> **Goal**
Copy out each line exactly; pictures stay out of the copy.

● ● ● ● ● ● ●

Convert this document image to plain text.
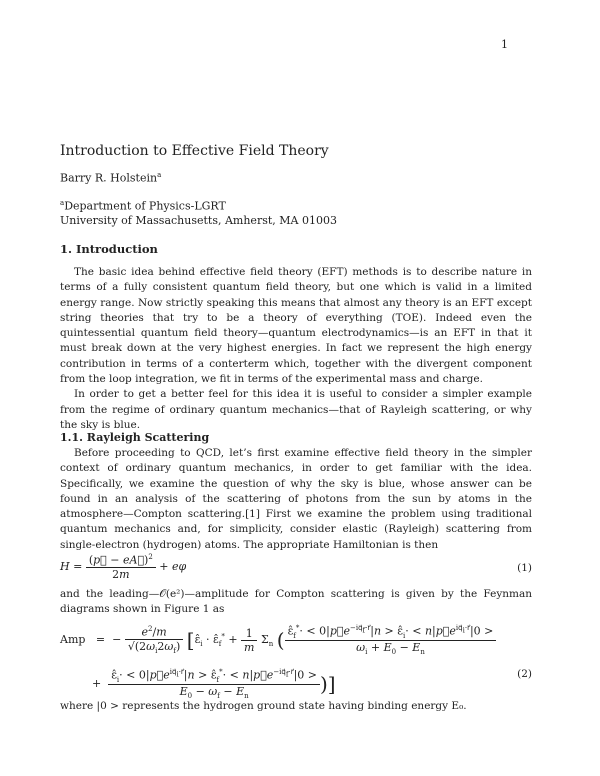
1
Introduction to Effective Field Theory
Barry R. Holstein$^a$
$^a$Department of Physics-LGRT
University of Massachusetts, Amherst, MA 01003
1. Introduction

The basic idea behind effective field theory (EFT) methods is to describe nature in terms of a fully consistent quantum field theory, but one which is valid in a limited energy range. Now strictly speaking this means that almost any theory is an EFT except string theories that try to be a theory of everything (TOE). Indeed even the quintessential quantum field theory—quantum electrodynamics—is an EFT in that it must break down at the very highest energies. In fact we represent the high energy contribution in terms of a conterterm which, together with the divergent component from the loop integration, we fit in terms of the experimental mass and charge.

In order to get a better feel for this idea it is useful to consider a simpler example from the regime of ordinary quantum mechanics—that of Rayleigh scattering, or why the sky is blue.

1.1. Rayleigh Scattering

Before proceeding to QCD, let’s first examine effective field theory in the simpler context of ordinary quantum mechanics, in order to get familiar with the idea. Specifically, we examine the question of why the sky is blue, whose answer can be found in an analysis of the scattering of photons from the sun by atoms in the atmosphere—Compton scattering.[1] First we examine the problem using traditional quantum mechanics and, for simplicity, consider elastic (Rayleigh) scattering from single-electron (hydrogen) atoms. The appropriate Hamiltonian is then

$H = \frac{(p⃗ - eA⃗)^2}{2m} + e\varphi$	(1)
and the leading—𝒪(e²)—amplitude for Compton scattering is given by the Feynman diagrams shown in Figure 1 as
Amp   =  − $\frac{e^2/m}{√(2\omega_i2\omega_f)}$ [$\varepsilon̂_i$ · $\varepsilon̂_f^* + \frac{1}{m} \Sigma_n$ ( $\frac{\varepsilon̂_f^*\cdot < 0|p⃗e^{-iq⃗_f\cdot r⃗}|n > \varepsilon̂_i\cdot < n|p⃗e^{iq⃗_i\cdot r⃗}|0 >}{\omega_i + E_0 - E_n}$
+ $\frac{\varepsilon̂_i\cdot < 0|p⃗e^{iq⃗_i\cdot r⃗}|n > \varepsilon̂_f^*\cdot < n|p⃗e^{-iq⃗_f\cdot r⃗}|0 >}{E_0 - \omega_f - E_n}$ )]	(2)
where |0 > represents the hydrogen ground state having binding energy E₀.
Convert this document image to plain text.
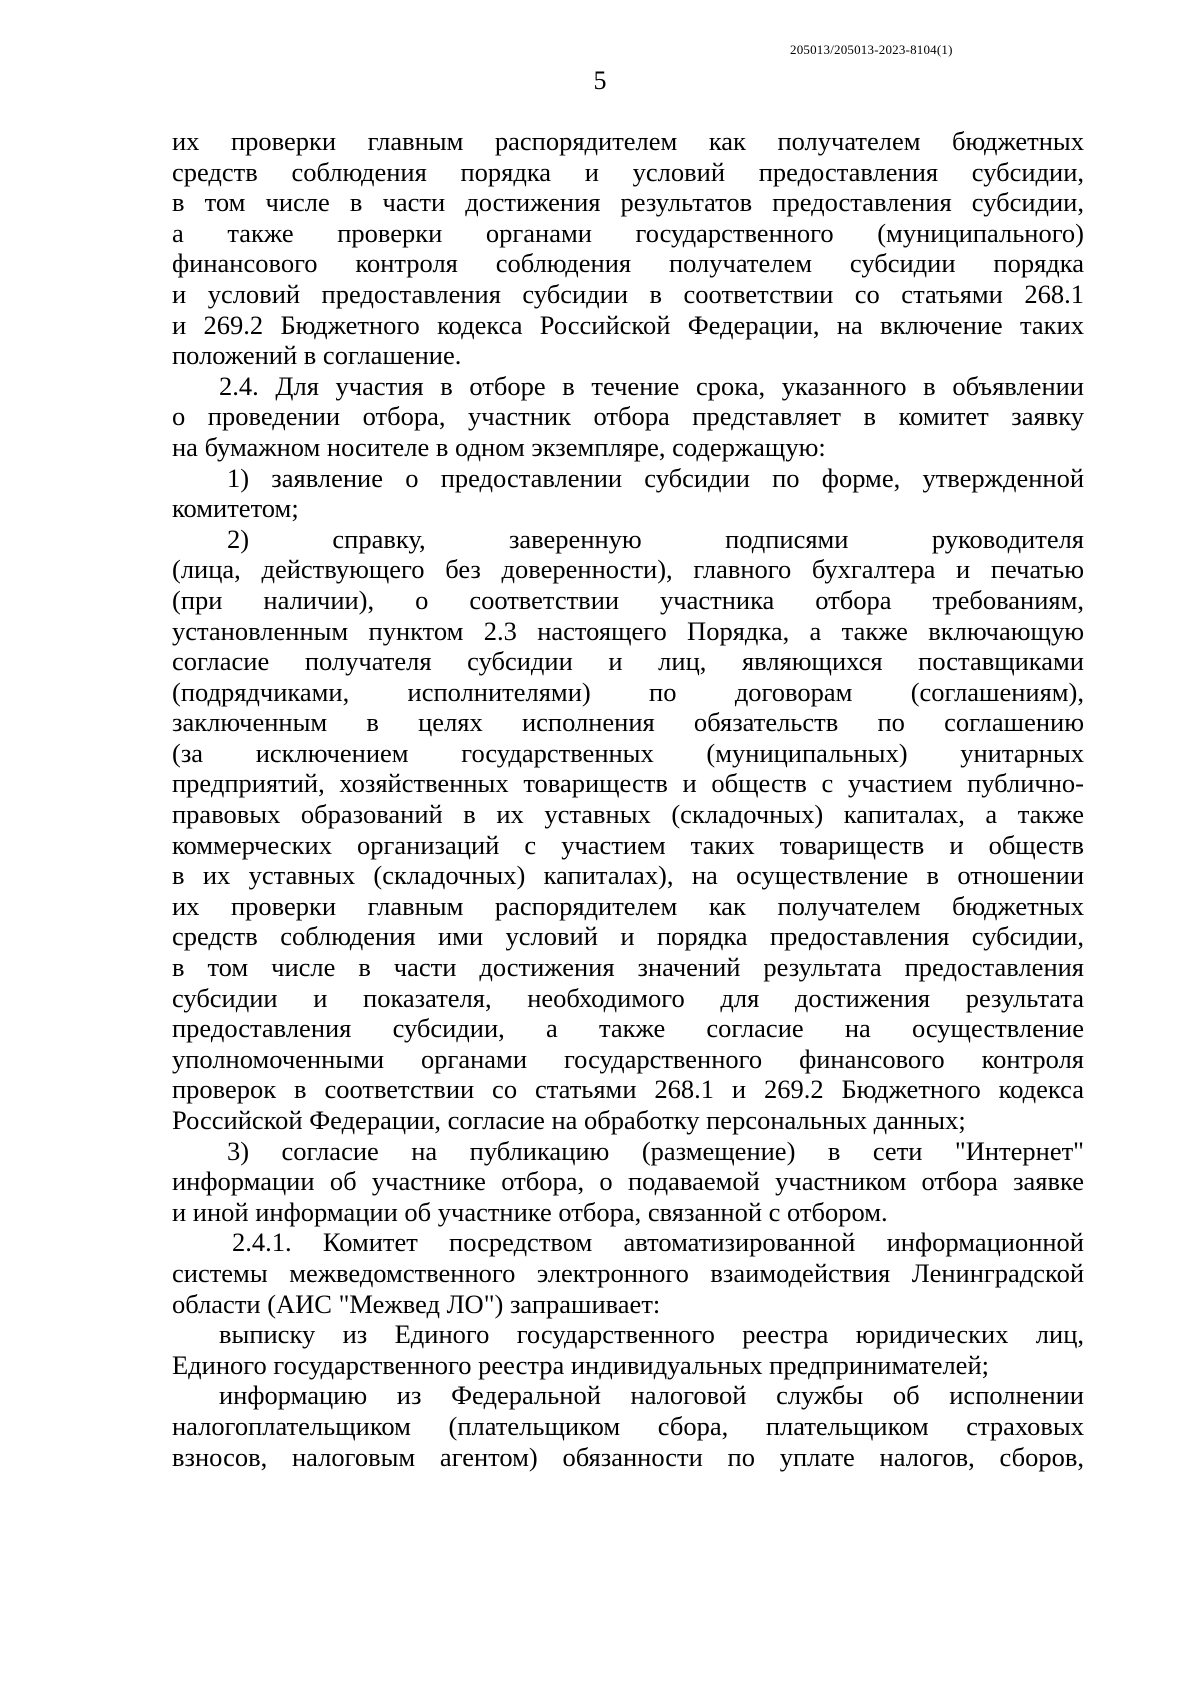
205013/205013-2023-8104(1)
5
их проверки главным распорядителем как получателем бюджетных
средств соблюдения порядка и условий предоставления субсидии,
в том числе в части достижения результатов предоставления субсидии,
а также проверки органами государственного (муниципального)
финансового контроля соблюдения получателем субсидии порядка
и условий предоставления субсидии в соответствии со статьями 268.1
и 269.2 Бюджетного кодекса Российской Федерации, на включение таких
положений в соглашение.
2.4. Для участия в отборе в течение срока, указанного в объявлении
о проведении отбора, участник отбора представляет в комитет заявку
на бумажном носителе в одном экземпляре, содержащую:
1) заявление о предоставлении субсидии по форме, утвержденной
комитетом;
2) справку, заверенную подписями руководителя
(лица, действующего без доверенности), главного бухгалтера и печатью
(при наличии), о соответствии участника отбора требованиям,
установленным пунктом 2.3 настоящего Порядка, а также включающую
согласие получателя субсидии и лиц, являющихся поставщиками
(подрядчиками, исполнителями) по договорам (соглашениям),
заключенным в целях исполнения обязательств по соглашению
(за исключением государственных (муниципальных) унитарных
предприятий, хозяйственных товариществ и обществ с участием публично-
правовых образований в их уставных (складочных) капиталах, а также
коммерческих организаций с участием таких товариществ и обществ
в их уставных (складочных) капиталах), на осуществление в отношении
их проверки главным распорядителем как получателем бюджетных
средств соблюдения ими условий и порядка предоставления субсидии,
в том числе в части достижения значений результата предоставления
субсидии и показателя, необходимого для достижения результата
предоставления субсидии, а также согласие на осуществление
уполномоченными органами государственного финансового контроля
проверок в соответствии со статьями 268.1 и 269.2 Бюджетного кодекса
Российской Федерации, согласие на обработку персональных данных;
3) согласие на публикацию (размещение) в сети "Интернет"
информации об участнике отбора, о подаваемой участником отбора заявке
и иной информации об участнике отбора, связанной с отбором.
2.4.1. Комитет посредством автоматизированной информационной
системы межведомственного электронного взаимодействия Ленинградской
области (АИС "Межвед ЛО") запрашивает:
выписку из Единого государственного реестра юридических лиц,
Единого государственного реестра индивидуальных предпринимателей;
информацию из Федеральной налоговой службы об исполнении
налогоплательщиком (плательщиком сбора, плательщиком страховых
взносов, налоговым агентом) обязанности по уплате налогов, сборов,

● ● ● ● ● ● ●

> **Task answer**
Convert this document image to plain text.
1
Introduction to Effective Field Theory
Barry R. Holstein$^a$
$^a$Department of Physics-LGRT
University of Massachusetts, Amherst, MA 01003
1. Introduction

The basic idea behind effective field theory (EFT) methods is to describe nature in terms of a fully consistent quantum field theory, but one which is valid in a limited energy range. Now strictly speaking this means that almost any theory is an EFT except string theories that try to be a theory of everything (TOE). Indeed even the quintessential quantum field theory—quantum electrodynamics—is an EFT in that it must break down at the very highest energies. In fact we represent the high energy contribution in terms of a conterterm which, together with the divergent component from the loop integration, we fit in terms of the experimental mass and charge.

In order to get a better feel for this idea it is useful to consider a simpler example from the regime of ordinary quantum mechanics—that of Rayleigh scattering, or why the sky is blue.

1.1. Rayleigh Scattering

Before proceeding to QCD, let’s first examine effective field theory in the simpler context of ordinary quantum mechanics, in order to get familiar with the idea. Specifically, we examine the question of why the sky is blue, whose answer can be found in an analysis of the scattering of photons from the sun by atoms in the atmosphere—Compton scattering.[1] First we examine the problem using traditional quantum mechanics and, for simplicity, consider elastic (Rayleigh) scattering from single-electron (hydrogen) atoms. The appropriate Hamiltonian is then

$H = \frac{(p⃗ - eA⃗)^2}{2m} + e\varphi$	(1)
and the leading—𝒪(e²)—amplitude for Compton scattering is given by the Feynman diagrams shown in Figure 1 as
Amp   =  − $\frac{e^2/m}{√(2\omega_i2\omega_f)}$ [$\varepsilon̂_i$ · $\varepsilon̂_f^* + \frac{1}{m} \Sigma_n$ ( $\frac{\varepsilon̂_f^*\cdot < 0|p⃗e^{-iq⃗_f\cdot r⃗}|n > \varepsilon̂_i\cdot < n|p⃗e^{iq⃗_i\cdot r⃗}|0 >}{\omega_i + E_0 - E_n}$
+ $\frac{\varepsilon̂_i\cdot < 0|p⃗e^{iq⃗_i\cdot r⃗}|n > \varepsilon̂_f^*\cdot < n|p⃗e^{-iq⃗_f\cdot r⃗}|0 >}{E_0 - \omega_f - E_n}$ )]	(2)
where |0 > represents the hydrogen ground state having binding energy E₀.
Convert this document image to plain text.
205013/205013-2023-8104(1)
5
их проверки главным распорядителем как получателем бюджетных
средств соблюдения порядка и условий предоставления субсидии,
в том числе в части достижения результатов предоставления субсидии,
а также проверки органами государственного (муниципального)
финансового контроля соблюдения получателем субсидии порядка
и условий предоставления субсидии в соответствии со статьями 268.1
и 269.2 Бюджетного кодекса Российской Федерации, на включение таких
положений в соглашение.
2.4. Для участия в отборе в течение срока, указанного в объявлении
о проведении отбора, участник отбора представляет в комитет заявку
на бумажном носителе в одном экземпляре, содержащую:
1) заявление о предоставлении субсидии по форме, утвержденной
комитетом;
2) справку, заверенную подписями руководителя
(лица, действующего без доверенности), главного бухгалтера и печатью
(при наличии), о соответствии участника отбора требованиям,
установленным пунктом 2.3 настоящего Порядка, а также включающую
согласие получателя субсидии и лиц, являющихся поставщиками
(подрядчиками, исполнителями) по договорам (соглашениям),
заключенным в целях исполнения обязательств по соглашению
(за исключением государственных (муниципальных) унитарных
предприятий, хозяйственных товариществ и обществ с участием публично-
правовых образований в их уставных (складочных) капиталах, а также
коммерческих организаций с участием таких товариществ и обществ
в их уставных (складочных) капиталах), на осуществление в отношении
их проверки главным распорядителем как получателем бюджетных
средств соблюдения ими условий и порядка предоставления субсидии,
в том числе в части достижения значений результата предоставления
субсидии и показателя, необходимого для достижения результата
предоставления субсидии, а также согласие на осуществление
уполномоченными органами государственного финансового контроля
проверок в соответствии со статьями 268.1 и 269.2 Бюджетного кодекса
Российской Федерации, согласие на обработку персональных данных;
3) согласие на публикацию (размещение) в сети "Интернет"
информации об участнике отбора, о подаваемой участником отбора заявке
и иной информации об участнике отбора, связанной с отбором.
2.4.1. Комитет посредством автоматизированной информационной
системы межведомственного электронного взаимодействия Ленинградской
области (АИС "Межвед ЛО") запрашивает:
выписку из Единого государственного реестра юридических лиц,
Единого государственного реестра индивидуальных предпринимателей;
информацию из Федеральной налоговой службы об исполнении
налогоплательщиком (плательщиком сбора, плательщиком страховых
взносов, налоговым агентом) обязанности по уплате налогов, сборов,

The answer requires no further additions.